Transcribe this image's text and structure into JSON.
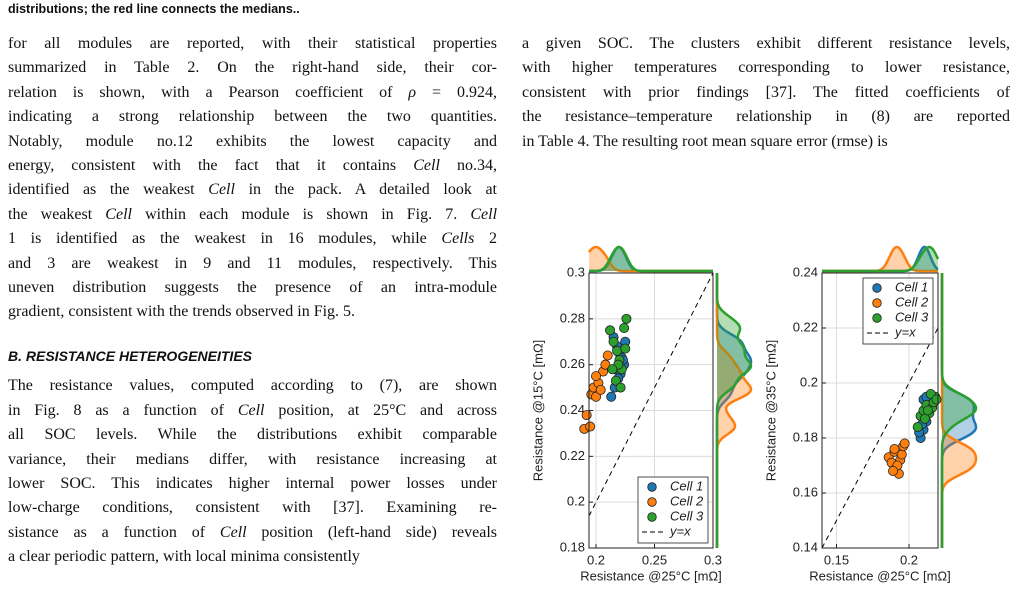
{
  "caption": "distributions; the red line connects the medians..",
  "left_column": {
    "paragraph_1": [
      [
        "for all modules are reported, with their statistical properties"
      ],
      [
        "summarized in Table 2. On the right-hand side, their cor-"
      ],
      [
        "relation is shown, with a Pearson coefficient of ",
        "ρ",
        " = 0.924,"
      ],
      [
        "indicating a strong relationship between the two quantities."
      ],
      [
        "Notably, module no.12 exhibits the lowest capacity and"
      ],
      [
        "energy, consistent with the fact that it contains ",
        "Cell",
        " no.34,"
      ],
      [
        "identified as the weakest ",
        "Cell",
        " in the pack. A detailed look at"
      ],
      [
        "the weakest ",
        "Cell",
        " within each module is shown in Fig. 7. ",
        "Cell"
      ],
      [
        "1 is identified as the weakest in 16 modules, while ",
        "Cells",
        " 2"
      ],
      [
        "and 3 are weakest in 9 and 11 modules, respectively. This"
      ],
      [
        "uneven distribution suggests the presence of an intra-module"
      ],
      [
        "gradient, consistent with the trends observed in Fig. 5."
      ]
    ],
    "heading": "B. RESISTANCE HETEROGENEITIES",
    "paragraph_2": [
      [
        "The resistance values, computed according to (7), are shown"
      ],
      [
        "in Fig. 8 as a function of ",
        "Cell",
        " position, at 25°C and across"
      ],
      [
        "all SOC levels. While the distributions exhibit comparable"
      ],
      [
        "variance, their medians differ, with resistance increasing at"
      ],
      [
        "lower SOC. This indicates higher internal power losses under"
      ],
      [
        "low-charge conditions, consistent with [37]. Examining re-"
      ],
      [
        "sistance as a function of ",
        "Cell",
        " position (left-hand side) reveals"
      ],
      [
        "a clear periodic pattern, with local minima consistently"
      ]
    ]
  },
  "right_column": {
    "paragraph": [
      [
        "a given SOC. The clusters exhibit different resistance levels,"
      ],
      [
        "with higher temperatures corresponding to lower resistance,"
      ],
      [
        "consistent with prior findings [37]. The fitted coefficients of"
      ],
      [
        "the resistance–temperature relationship in (8) are reported"
      ],
      [
        "in Table 4. The resulting root mean square error (rmse) is"
      ]
    ]
  },
  "chart_data": [
    {
      "type": "scatter",
      "xlabel": "Resistance @25°C [mΩ]",
      "ylabel": "Resistance @15°C [mΩ]",
      "xlim": [
        0.194,
        0.3
      ],
      "ylim": [
        0.18,
        0.3
      ],
      "xticks": [
        0.2,
        0.25,
        0.3
      ],
      "yticks": [
        0.18,
        0.2,
        0.22,
        0.24,
        0.26,
        0.28,
        0.3
      ],
      "grid": true,
      "legend": "lower right",
      "series": [
        {
          "name": "Cell 1",
          "color": "#1f77b4",
          "x": [
            0.215,
            0.218,
            0.22,
            0.222,
            0.224,
            0.217,
            0.221,
            0.219,
            0.223,
            0.216,
            0.213,
            0.225
          ],
          "values": [
            0.272,
            0.268,
            0.265,
            0.263,
            0.26,
            0.258,
            0.256,
            0.254,
            0.262,
            0.25,
            0.246,
            0.27
          ]
        },
        {
          "name": "Cell 2",
          "color": "#ff7f0e",
          "x": [
            0.19,
            0.192,
            0.196,
            0.198,
            0.2,
            0.202,
            0.204,
            0.206,
            0.208,
            0.21,
            0.195,
            0.2
          ],
          "values": [
            0.232,
            0.238,
            0.247,
            0.25,
            0.246,
            0.252,
            0.249,
            0.257,
            0.26,
            0.264,
            0.233,
            0.255
          ]
        },
        {
          "name": "Cell 3",
          "color": "#2ca02c",
          "x": [
            0.212,
            0.215,
            0.218,
            0.22,
            0.222,
            0.224,
            0.226,
            0.217,
            0.221,
            0.219,
            0.225,
            0.214
          ],
          "values": [
            0.275,
            0.27,
            0.266,
            0.262,
            0.258,
            0.276,
            0.28,
            0.253,
            0.25,
            0.26,
            0.267,
            0.258
          ]
        },
        {
          "name": "y=x",
          "color": "#000000",
          "line_style": "dashed"
        }
      ]
    },
    {
      "type": "scatter",
      "xlabel": "Resistance @25°C [mΩ]",
      "ylabel": "Resistance @35°C [mΩ]",
      "xlim": [
        0.14,
        0.22
      ],
      "ylim": [
        0.14,
        0.24
      ],
      "xticks": [
        0.15,
        0.2
      ],
      "yticks": [
        0.14,
        0.16,
        0.18,
        0.2,
        0.22,
        0.24
      ],
      "grid": true,
      "legend": "upper right",
      "series": [
        {
          "name": "Cell 1",
          "color": "#1f77b4",
          "x": [
            0.208,
            0.21,
            0.212,
            0.211,
            0.213,
            0.209,
            0.214,
            0.21,
            0.207,
            0.212
          ],
          "values": [
            0.18,
            0.183,
            0.186,
            0.189,
            0.192,
            0.185,
            0.19,
            0.194,
            0.182,
            0.195
          ]
        },
        {
          "name": "Cell 2",
          "color": "#ff7f0e",
          "x": [
            0.186,
            0.188,
            0.19,
            0.191,
            0.193,
            0.194,
            0.195,
            0.196,
            0.197,
            0.19,
            0.192,
            0.189
          ],
          "values": [
            0.173,
            0.171,
            0.175,
            0.169,
            0.167,
            0.172,
            0.174,
            0.177,
            0.178,
            0.176,
            0.17,
            0.168
          ]
        },
        {
          "name": "Cell 3",
          "color": "#2ca02c",
          "x": [
            0.206,
            0.208,
            0.21,
            0.212,
            0.214,
            0.216,
            0.218,
            0.215,
            0.217,
            0.211,
            0.219,
            0.213
          ],
          "values": [
            0.184,
            0.188,
            0.19,
            0.192,
            0.189,
            0.191,
            0.195,
            0.196,
            0.193,
            0.187,
            0.194,
            0.19
          ]
        },
        {
          "name": "y=x",
          "color": "#000000",
          "line_style": "dashed"
        }
      ]
    }
  ]
}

──────

• **Set problem**: Say how many lines of the data include the word "levels". Nothing other than the number should be given.

• **Result**: 2